▸ Aim: Reproduce the data exactly and drop any pictures it holds.

▸ Given records:
□ □ □ □ □ □ □
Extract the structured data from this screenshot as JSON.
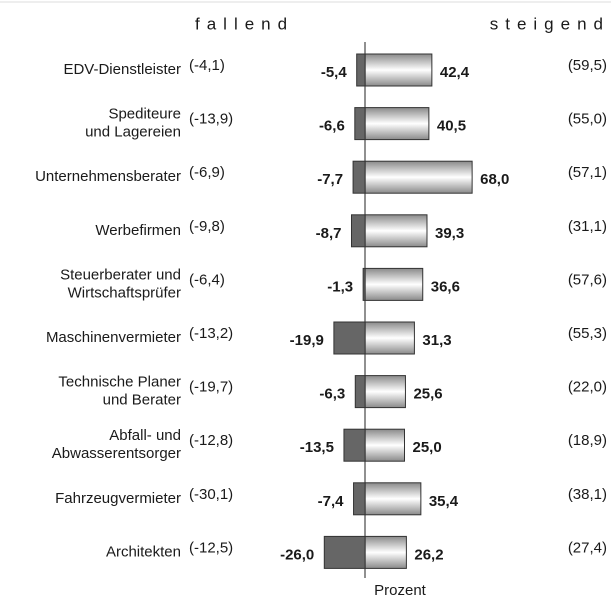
{
  "chart_data": {
    "type": "diverging-bar",
    "legend": [
      "fallend",
      "steigend"
    ],
    "xlabel": "Prozent",
    "xlim": [
      -30,
      80
    ],
    "categories": [
      [
        "EDV-Dienstleister"
      ],
      [
        "Spediteure",
        "und Lagereien"
      ],
      [
        "Unternehmensberater"
      ],
      [
        "Werbefirmen"
      ],
      [
        "Steuerberater und",
        "Wirtschaftsprüfer"
      ],
      [
        "Maschinenvermieter"
      ],
      [
        "Technische Planer",
        "und Berater"
      ],
      [
        "Abfall- und",
        "Abwasserentsorger"
      ],
      [
        "Fahrzeugvermieter"
      ],
      [
        "Architekten"
      ]
    ],
    "series": [
      {
        "name": "fallend",
        "color": "#666666",
        "values": [
          -5.4,
          -6.6,
          -7.7,
          -8.7,
          -1.3,
          -19.9,
          -6.3,
          -13.5,
          -7.4,
          -26.0
        ],
        "value_labels": [
          "-5,4",
          "-6,6",
          "-7,7",
          "-8,7",
          "-1,3",
          "-19,9",
          "-6,3",
          "-13,5",
          "-7,4",
          "-26,0"
        ],
        "previous": [
          -4.1,
          -13.9,
          -6.9,
          -9.8,
          -6.4,
          -13.2,
          -19.7,
          -12.8,
          -30.1,
          -12.5
        ],
        "previous_labels": [
          "(-4,1)",
          "(-13,9)",
          "(-6,9)",
          "(-9,8)",
          "(-6,4)",
          "(-13,2)",
          "(-19,7)",
          "(-12,8)",
          "(-30,1)",
          "(-12,5)"
        ]
      },
      {
        "name": "steigend",
        "color": "#9a9a9a",
        "values": [
          42.4,
          40.5,
          68.0,
          39.3,
          36.6,
          31.3,
          25.6,
          25.0,
          35.4,
          26.2
        ],
        "value_labels": [
          "42,4",
          "40,5",
          "68,0",
          "39,3",
          "36,6",
          "31,3",
          "25,6",
          "25,0",
          "35,4",
          "26,2"
        ],
        "previous": [
          59.5,
          55.0,
          57.1,
          31.1,
          57.6,
          55.3,
          22.0,
          18.9,
          38.1,
          27.4
        ],
        "previous_labels": [
          "(59,5)",
          "(55,0)",
          "(57,1)",
          "(31,1)",
          "(57,6)",
          "(55,3)",
          "(22,0)",
          "(18,9)",
          "(38,1)",
          "(27,4)"
        ]
      }
    ]
  }
}
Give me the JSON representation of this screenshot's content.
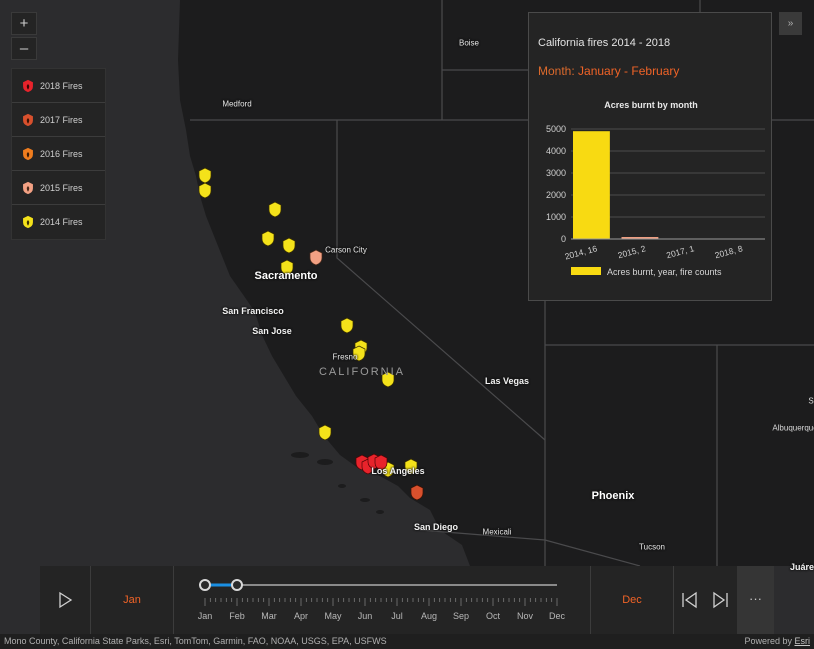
□ □ □ □ □ □ □
▸ Task response:
Extract the structured data from this screenshot as JSON.
{
  "chart_data": {
    "type": "diverging-bar",
    "legend": [
      "fallend",
      "steigend"
    ],
    "xlabel": "Prozent",
    "xlim": [
      -30,
      80
    ],
    "categories": [
      [
        "EDV-Dienstleister"
      ],
      [
        "Spediteure",
        "und Lagereien"
      ],
      [
        "Unternehmensberater"
      ],
      [
        "Werbefirmen"
      ],
      [
        "Steuerberater und",
        "Wirtschaftsprüfer"
      ],
      [
        "Maschinenvermieter"
      ],
      [
        "Technische Planer",
        "und Berater"
      ],
      [
        "Abfall- und",
        "Abwasserentsorger"
      ],
      [
        "Fahrzeugvermieter"
      ],
      [
        "Architekten"
      ]
    ],
    "series": [
      {
        "name": "fallend",
        "color": "#666666",
        "values": [
          -5.4,
          -6.6,
          -7.7,
          -8.7,
          -1.3,
          -19.9,
          -6.3,
          -13.5,
          -7.4,
          -26.0
        ],
        "value_labels": [
          "-5,4",
          "-6,6",
          "-7,7",
          "-8,7",
          "-1,3",
          "-19,9",
          "-6,3",
          "-13,5",
          "-7,4",
          "-26,0"
        ],
        "previous": [
          -4.1,
          -13.9,
          -6.9,
          -9.8,
          -6.4,
          -13.2,
          -19.7,
          -12.8,
          -30.1,
          -12.5
        ],
        "previous_labels": [
          "(-4,1)",
          "(-13,9)",
          "(-6,9)",
          "(-9,8)",
          "(-6,4)",
          "(-13,2)",
          "(-19,7)",
          "(-12,8)",
          "(-30,1)",
          "(-12,5)"
        ]
      },
      {
        "name": "steigend",
        "color": "#9a9a9a",
        "values": [
          42.4,
          40.5,
          68.0,
          39.3,
          36.6,
          31.3,
          25.6,
          25.0,
          35.4,
          26.2
        ],
        "value_labels": [
          "42,4",
          "40,5",
          "68,0",
          "39,3",
          "36,6",
          "31,3",
          "25,6",
          "25,0",
          "35,4",
          "26,2"
        ],
        "previous": [
          59.5,
          55.0,
          57.1,
          31.1,
          57.6,
          55.3,
          22.0,
          18.9,
          38.1,
          27.4
        ],
        "previous_labels": [
          "(59,5)",
          "(55,0)",
          "(57,1)",
          "(31,1)",
          "(57,6)",
          "(55,3)",
          "(22,0)",
          "(18,9)",
          "(38,1)",
          "(27,4)"
        ]
      }
    ]
  }
}
Give me the JSON representation of this screenshot's content.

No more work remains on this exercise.